▶ _Records provided_:
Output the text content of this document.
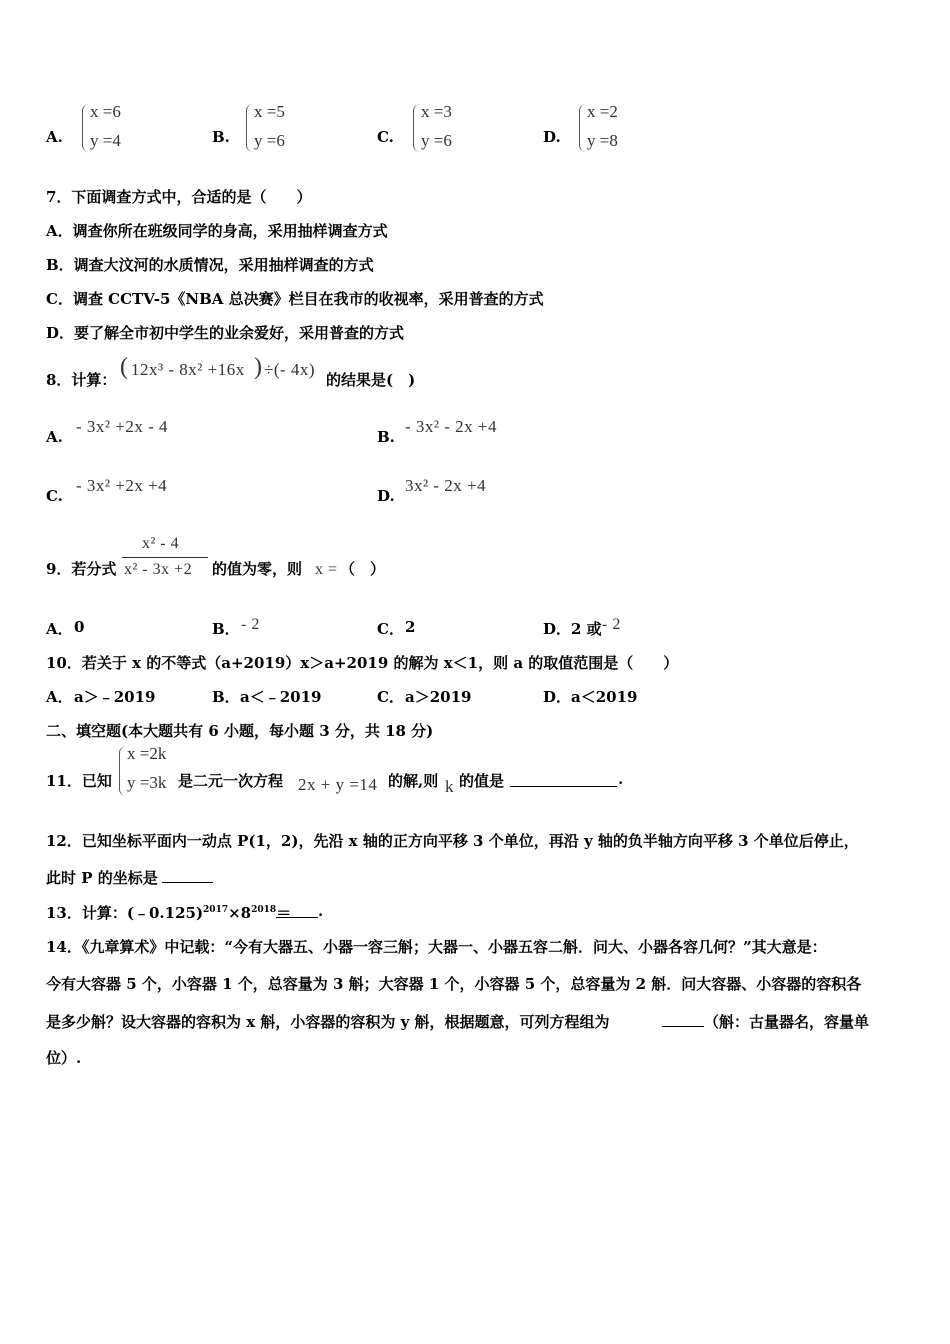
A.
x =6
y =4	B.
x =5
y =6	C.
x =3
y =6	D.
x =2
y =8
7．下面调查方式中，合适的是（　　）
A．调查你所在班级同学的身高，采用抽样调查方式
B．调查大汶河的水质情况，采用抽样调查的方式
C．调查 CCTV-5《NBA 总决赛》栏目在我市的收视率，采用普查的方式
D．要了解全市初中学生的业余爱好，采用普查的方式
8．计算： ( 12x³ - 8x² +16x ) ÷(- 4x)
的结果是(　)
A.
- 3x² +2x - 4
B.
- 3x² - 2x +4
C.
- 3x² +2x +4
D.
3x² - 2x +4
9．若分式
x² - 4
x² - 3x +2 的值为零，则 x = （　）
A． 0	B． - 2	C． 2	D． 2 或 - 2
10．若关于 x 的不等式（a+2019）x＞a+2019 的解为 x＜1，则 a 的取值范围是（　　）
A． a＞﹣2019	B． a＜﹣2019	C． a＞2019	D． a＜2019
二、填空题(本大题共有 6 小题，每小题 3 分，共 18 分)
11．已知
x =2k
y =3k 是二元一次方程 2x + y =14 的解,则 k 的值是	.
12．已知坐标平面内一动点 P(1，2)，先沿 x 轴的正方向平移 3 个单位，再沿 y 轴的负半轴方向平移 3 个单位后停止，
此时 P 的坐标是
13．计算：$(﹣0.125)^{2017}\times 8^{2018}=$ .
14．《九章算术》中记载：“今有大器五、小器一容三斛；大器一、小器五容二斛．问大、小器各容几何？”其大意是：
今有大容器 5 个，小容器 1 个，总容量为 3 斛；大容器 1 个，小容器 5 个，总容量为 2 斛．问大容器、小容器的容积各
是多少斛？设大容器的容积为 x 斛，小容器的容积为 y 斛，根据题意，可列方程组为	（斛：古量器名，容量单
位）.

▶ _Task_: Without the pictures, reproduce every line of the records above exactly.

▶ _Response to the task_:
Output the text content of this document.
A.
x =6
y =4	B.
x =5
y =6	C.
x =3
y =6	D.
x =2
y =8
7．下面调查方式中，合适的是（　　）
A．调查你所在班级同学的身高，采用抽样调查方式
B．调查大汶河的水质情况，采用抽样调查的方式
C．调查 CCTV-5《NBA 总决赛》栏目在我市的收视率，采用普查的方式
D．要了解全市初中学生的业余爱好，采用普查的方式
8．计算： ( 12x³ - 8x² +16x ) ÷(- 4x)
的结果是(　)
A.
- 3x² +2x - 4
B.
- 3x² - 2x +4
C.
- 3x² +2x +4
D.
3x² - 2x +4
9．若分式
x² - 4
x² - 3x +2 的值为零，则 x = （　）
A． 0	B． - 2	C． 2	D． 2 或 - 2
10．若关于 x 的不等式（a+2019）x＞a+2019 的解为 x＜1，则 a 的取值范围是（　　）
A． a＞﹣2019	B． a＜﹣2019	C． a＞2019	D． a＜2019
二、填空题(本大题共有 6 小题，每小题 3 分，共 18 分)
11．已知
x =2k
y =3k 是二元一次方程 2x + y =14 的解,则 k 的值是	.
12．已知坐标平面内一动点 P(1，2)，先沿 x 轴的正方向平移 3 个单位，再沿 y 轴的负半轴方向平移 3 个单位后停止，
此时 P 的坐标是
13．计算：$(﹣0.125)^{2017}\times 8^{2018}=$ .
14．《九章算术》中记载：“今有大器五、小器一容三斛；大器一、小器五容二斛．问大、小器各容几何？”其大意是：
今有大容器 5 个，小容器 1 个，总容量为 3 斛；大容器 1 个，小容器 5 个，总容量为 2 斛．问大容器、小容器的容积各
是多少斛？设大容器的容积为 x 斛，小容器的容积为 y 斛，根据题意，可列方程组为	（斛：古量器名，容量单
位）.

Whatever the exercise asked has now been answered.